**Problem requirements:** Output the data below in full, byte for byte. Nothing may differ.

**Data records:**

:::

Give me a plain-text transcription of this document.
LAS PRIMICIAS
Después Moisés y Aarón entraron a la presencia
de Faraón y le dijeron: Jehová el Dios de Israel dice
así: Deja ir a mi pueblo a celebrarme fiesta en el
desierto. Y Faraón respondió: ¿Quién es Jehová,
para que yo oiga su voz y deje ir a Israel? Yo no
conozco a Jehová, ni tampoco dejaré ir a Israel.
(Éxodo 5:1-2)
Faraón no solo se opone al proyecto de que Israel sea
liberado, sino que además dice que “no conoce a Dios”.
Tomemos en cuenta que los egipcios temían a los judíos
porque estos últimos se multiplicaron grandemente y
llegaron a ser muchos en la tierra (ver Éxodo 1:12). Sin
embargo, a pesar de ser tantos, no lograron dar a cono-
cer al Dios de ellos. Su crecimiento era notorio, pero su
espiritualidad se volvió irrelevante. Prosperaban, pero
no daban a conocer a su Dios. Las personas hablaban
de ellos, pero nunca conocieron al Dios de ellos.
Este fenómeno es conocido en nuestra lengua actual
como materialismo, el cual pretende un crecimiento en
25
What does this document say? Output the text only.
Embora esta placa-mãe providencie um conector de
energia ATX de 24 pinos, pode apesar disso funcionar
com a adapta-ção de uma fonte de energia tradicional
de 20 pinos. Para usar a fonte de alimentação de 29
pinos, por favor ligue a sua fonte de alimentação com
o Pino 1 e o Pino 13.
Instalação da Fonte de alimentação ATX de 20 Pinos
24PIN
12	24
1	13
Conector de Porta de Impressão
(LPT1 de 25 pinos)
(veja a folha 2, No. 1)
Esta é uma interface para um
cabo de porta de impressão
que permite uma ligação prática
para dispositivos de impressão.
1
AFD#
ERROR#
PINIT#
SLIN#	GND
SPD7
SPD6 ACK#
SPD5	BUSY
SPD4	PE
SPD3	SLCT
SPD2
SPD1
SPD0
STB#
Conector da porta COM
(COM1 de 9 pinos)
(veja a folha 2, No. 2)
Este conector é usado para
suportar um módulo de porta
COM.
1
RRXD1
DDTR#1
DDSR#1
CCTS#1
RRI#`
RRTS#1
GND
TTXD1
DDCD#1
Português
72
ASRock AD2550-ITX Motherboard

:::

**Completed task:**
Give me a plain-text transcription of this document.
LAS PRIMICIAS
Después Moisés y Aarón entraron a la presencia
de Faraón y le dijeron: Jehová el Dios de Israel dice
así: Deja ir a mi pueblo a celebrarme fiesta en el
desierto. Y Faraón respondió: ¿Quién es Jehová,
para que yo oiga su voz y deje ir a Israel? Yo no
conozco a Jehová, ni tampoco dejaré ir a Israel.
(Éxodo 5:1-2)
Faraón no solo se opone al proyecto de que Israel sea
liberado, sino que además dice que “no conoce a Dios”.
Tomemos en cuenta que los egipcios temían a los judíos
porque estos últimos se multiplicaron grandemente y
llegaron a ser muchos en la tierra (ver Éxodo 1:12). Sin
embargo, a pesar de ser tantos, no lograron dar a cono-
cer al Dios de ellos. Su crecimiento era notorio, pero su
espiritualidad se volvió irrelevante. Prosperaban, pero
no daban a conocer a su Dios. Las personas hablaban
de ellos, pero nunca conocieron al Dios de ellos.
Este fenómeno es conocido en nuestra lengua actual
como materialismo, el cual pretende un crecimiento en
25
What does this document say? Output the text only.
Embora esta placa-mãe providencie um conector de
energia ATX de 24 pinos, pode apesar disso funcionar
com a adapta-ção de uma fonte de energia tradicional
de 20 pinos. Para usar a fonte de alimentação de 29
pinos, por favor ligue a sua fonte de alimentação com
o Pino 1 e o Pino 13.
Instalação da Fonte de alimentação ATX de 20 Pinos
24PIN
12	24
1	13
Conector de Porta de Impressão
(LPT1 de 25 pinos)
(veja a folha 2, No. 1)
Esta é uma interface para um
cabo de porta de impressão
que permite uma ligação prática
para dispositivos de impressão.
1
AFD#
ERROR#
PINIT#
SLIN#	GND
SPD7
SPD6 ACK#
SPD5	BUSY
SPD4	PE
SPD3	SLCT
SPD2
SPD1
SPD0
STB#
Conector da porta COM
(COM1 de 9 pinos)
(veja a folha 2, No. 2)
Este conector é usado para
suportar um módulo de porta
COM.
1
RRXD1
DDTR#1
DDSR#1
CCTS#1
RRI#`
RRTS#1
GND
TTXD1
DDCD#1
Português
72
ASRock AD2550-ITX Motherboard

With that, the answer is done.